**DIRECTIONS FOR THIS TASK**
Restate, word for word, every line of the data.
++++ RECORD LIST
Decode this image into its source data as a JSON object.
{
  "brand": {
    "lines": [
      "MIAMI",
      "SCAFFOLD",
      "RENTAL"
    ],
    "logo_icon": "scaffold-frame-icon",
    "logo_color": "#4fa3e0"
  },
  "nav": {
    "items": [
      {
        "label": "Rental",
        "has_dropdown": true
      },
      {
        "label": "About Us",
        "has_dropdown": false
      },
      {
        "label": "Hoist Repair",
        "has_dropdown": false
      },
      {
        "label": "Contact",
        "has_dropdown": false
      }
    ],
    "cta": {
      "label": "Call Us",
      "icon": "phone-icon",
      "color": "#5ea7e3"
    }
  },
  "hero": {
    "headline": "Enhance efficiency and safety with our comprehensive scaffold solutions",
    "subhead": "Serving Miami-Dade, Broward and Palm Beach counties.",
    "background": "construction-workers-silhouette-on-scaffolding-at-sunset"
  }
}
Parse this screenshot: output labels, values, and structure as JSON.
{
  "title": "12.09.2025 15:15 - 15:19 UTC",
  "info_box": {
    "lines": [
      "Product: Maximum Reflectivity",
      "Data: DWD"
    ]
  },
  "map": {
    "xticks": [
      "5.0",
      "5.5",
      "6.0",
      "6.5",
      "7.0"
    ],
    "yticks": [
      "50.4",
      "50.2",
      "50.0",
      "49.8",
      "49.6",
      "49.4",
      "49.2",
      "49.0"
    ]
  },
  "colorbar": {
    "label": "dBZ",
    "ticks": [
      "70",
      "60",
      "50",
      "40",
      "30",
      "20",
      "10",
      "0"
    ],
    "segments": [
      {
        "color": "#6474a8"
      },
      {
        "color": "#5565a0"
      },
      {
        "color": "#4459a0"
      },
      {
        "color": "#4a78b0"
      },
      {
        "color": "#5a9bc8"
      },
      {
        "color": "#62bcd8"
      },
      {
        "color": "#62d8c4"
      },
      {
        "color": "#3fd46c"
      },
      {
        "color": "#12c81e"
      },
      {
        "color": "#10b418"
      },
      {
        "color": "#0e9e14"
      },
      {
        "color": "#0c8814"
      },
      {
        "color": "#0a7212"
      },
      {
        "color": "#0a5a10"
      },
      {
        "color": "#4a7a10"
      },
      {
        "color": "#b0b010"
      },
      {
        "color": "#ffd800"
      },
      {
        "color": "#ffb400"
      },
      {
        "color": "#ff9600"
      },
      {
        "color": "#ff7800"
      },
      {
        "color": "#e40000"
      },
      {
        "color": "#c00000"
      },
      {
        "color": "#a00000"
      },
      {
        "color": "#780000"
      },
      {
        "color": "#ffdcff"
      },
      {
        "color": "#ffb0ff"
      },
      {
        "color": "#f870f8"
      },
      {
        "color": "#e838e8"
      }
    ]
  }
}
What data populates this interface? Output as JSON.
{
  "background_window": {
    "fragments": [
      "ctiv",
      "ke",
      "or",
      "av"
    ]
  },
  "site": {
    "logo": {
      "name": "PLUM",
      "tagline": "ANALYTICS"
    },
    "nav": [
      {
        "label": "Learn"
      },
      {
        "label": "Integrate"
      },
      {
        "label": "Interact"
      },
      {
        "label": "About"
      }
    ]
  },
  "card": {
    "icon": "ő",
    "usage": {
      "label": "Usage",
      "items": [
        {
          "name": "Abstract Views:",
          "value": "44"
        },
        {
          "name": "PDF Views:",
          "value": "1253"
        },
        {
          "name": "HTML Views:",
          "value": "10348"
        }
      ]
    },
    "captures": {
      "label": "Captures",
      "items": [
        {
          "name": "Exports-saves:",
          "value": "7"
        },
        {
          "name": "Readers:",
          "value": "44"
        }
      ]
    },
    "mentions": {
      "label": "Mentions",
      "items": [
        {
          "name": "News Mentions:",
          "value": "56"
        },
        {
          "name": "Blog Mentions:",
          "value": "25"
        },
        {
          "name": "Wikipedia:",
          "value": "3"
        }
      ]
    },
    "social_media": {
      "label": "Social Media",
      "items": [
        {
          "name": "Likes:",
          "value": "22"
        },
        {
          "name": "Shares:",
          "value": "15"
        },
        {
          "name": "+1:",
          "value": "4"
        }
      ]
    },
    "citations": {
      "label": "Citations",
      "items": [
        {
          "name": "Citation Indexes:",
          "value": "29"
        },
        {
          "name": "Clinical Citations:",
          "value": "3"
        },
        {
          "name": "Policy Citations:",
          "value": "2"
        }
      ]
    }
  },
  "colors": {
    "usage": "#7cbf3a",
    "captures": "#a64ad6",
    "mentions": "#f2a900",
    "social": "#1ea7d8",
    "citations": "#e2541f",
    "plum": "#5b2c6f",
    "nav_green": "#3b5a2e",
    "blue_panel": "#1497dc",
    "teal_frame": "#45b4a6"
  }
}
++++++++
**ANSWER TO THIS PROBLEM**
Decode this image into its source data as a JSON object.
{
  "brand": {
    "lines": [
      "MIAMI",
      "SCAFFOLD",
      "RENTAL"
    ],
    "logo_icon": "scaffold-frame-icon",
    "logo_color": "#4fa3e0"
  },
  "nav": {
    "items": [
      {
        "label": "Rental",
        "has_dropdown": true
      },
      {
        "label": "About Us",
        "has_dropdown": false
      },
      {
        "label": "Hoist Repair",
        "has_dropdown": false
      },
      {
        "label": "Contact",
        "has_dropdown": false
      }
    ],
    "cta": {
      "label": "Call Us",
      "icon": "phone-icon",
      "color": "#5ea7e3"
    }
  },
  "hero": {
    "headline": "Enhance efficiency and safety with our comprehensive scaffold solutions",
    "subhead": "Serving Miami-Dade, Broward and Palm Beach counties.",
    "background": "construction-workers-silhouette-on-scaffolding-at-sunset"
  }
}
Parse this screenshot: output labels, values, and structure as JSON.
{
  "title": "12.09.2025 15:15 - 15:19 UTC",
  "info_box": {
    "lines": [
      "Product: Maximum Reflectivity",
      "Data: DWD"
    ]
  },
  "map": {
    "xticks": [
      "5.0",
      "5.5",
      "6.0",
      "6.5",
      "7.0"
    ],
    "yticks": [
      "50.4",
      "50.2",
      "50.0",
      "49.8",
      "49.6",
      "49.4",
      "49.2",
      "49.0"
    ]
  },
  "colorbar": {
    "label": "dBZ",
    "ticks": [
      "70",
      "60",
      "50",
      "40",
      "30",
      "20",
      "10",
      "0"
    ],
    "segments": [
      {
        "color": "#6474a8"
      },
      {
        "color": "#5565a0"
      },
      {
        "color": "#4459a0"
      },
      {
        "color": "#4a78b0"
      },
      {
        "color": "#5a9bc8"
      },
      {
        "color": "#62bcd8"
      },
      {
        "color": "#62d8c4"
      },
      {
        "color": "#3fd46c"
      },
      {
        "color": "#12c81e"
      },
      {
        "color": "#10b418"
      },
      {
        "color": "#0e9e14"
      },
      {
        "color": "#0c8814"
      },
      {
        "color": "#0a7212"
      },
      {
        "color": "#0a5a10"
      },
      {
        "color": "#4a7a10"
      },
      {
        "color": "#b0b010"
      },
      {
        "color": "#ffd800"
      },
      {
        "color": "#ffb400"
      },
      {
        "color": "#ff9600"
      },
      {
        "color": "#ff7800"
      },
      {
        "color": "#e40000"
      },
      {
        "color": "#c00000"
      },
      {
        "color": "#a00000"
      },
      {
        "color": "#780000"
      },
      {
        "color": "#ffdcff"
      },
      {
        "color": "#ffb0ff"
      },
      {
        "color": "#f870f8"
      },
      {
        "color": "#e838e8"
      }
    ]
  }
}
What data populates this interface? Output as JSON.
{
  "background_window": {
    "fragments": [
      "ctiv",
      "ke",
      "or",
      "av"
    ]
  },
  "site": {
    "logo": {
      "name": "PLUM",
      "tagline": "ANALYTICS"
    },
    "nav": [
      {
        "label": "Learn"
      },
      {
        "label": "Integrate"
      },
      {
        "label": "Interact"
      },
      {
        "label": "About"
      }
    ]
  },
  "card": {
    "icon": "ő",
    "usage": {
      "label": "Usage",
      "items": [
        {
          "name": "Abstract Views:",
          "value": "44"
        },
        {
          "name": "PDF Views:",
          "value": "1253"
        },
        {
          "name": "HTML Views:",
          "value": "10348"
        }
      ]
    },
    "captures": {
      "label": "Captures",
      "items": [
        {
          "name": "Exports-saves:",
          "value": "7"
        },
        {
          "name": "Readers:",
          "value": "44"
        }
      ]
    },
    "mentions": {
      "label": "Mentions",
      "items": [
        {
          "name": "News Mentions:",
          "value": "56"
        },
        {
          "name": "Blog Mentions:",
          "value": "25"
        },
        {
          "name": "Wikipedia:",
          "value": "3"
        }
      ]
    },
    "social_media": {
      "label": "Social Media",
      "items": [
        {
          "name": "Likes:",
          "value": "22"
        },
        {
          "name": "Shares:",
          "value": "15"
        },
        {
          "name": "+1:",
          "value": "4"
        }
      ]
    },
    "citations": {
      "label": "Citations",
      "items": [
        {
          "name": "Citation Indexes:",
          "value": "29"
        },
        {
          "name": "Clinical Citations:",
          "value": "3"
        },
        {
          "name": "Policy Citations:",
          "value": "2"
        }
      ]
    }
  },
  "colors": {
    "usage": "#7cbf3a",
    "captures": "#a64ad6",
    "mentions": "#f2a900",
    "social": "#1ea7d8",
    "citations": "#e2541f",
    "plum": "#5b2c6f",
    "nav_green": "#3b5a2e",
    "blue_panel": "#1497dc",
    "teal_frame": "#45b4a6"
  }
}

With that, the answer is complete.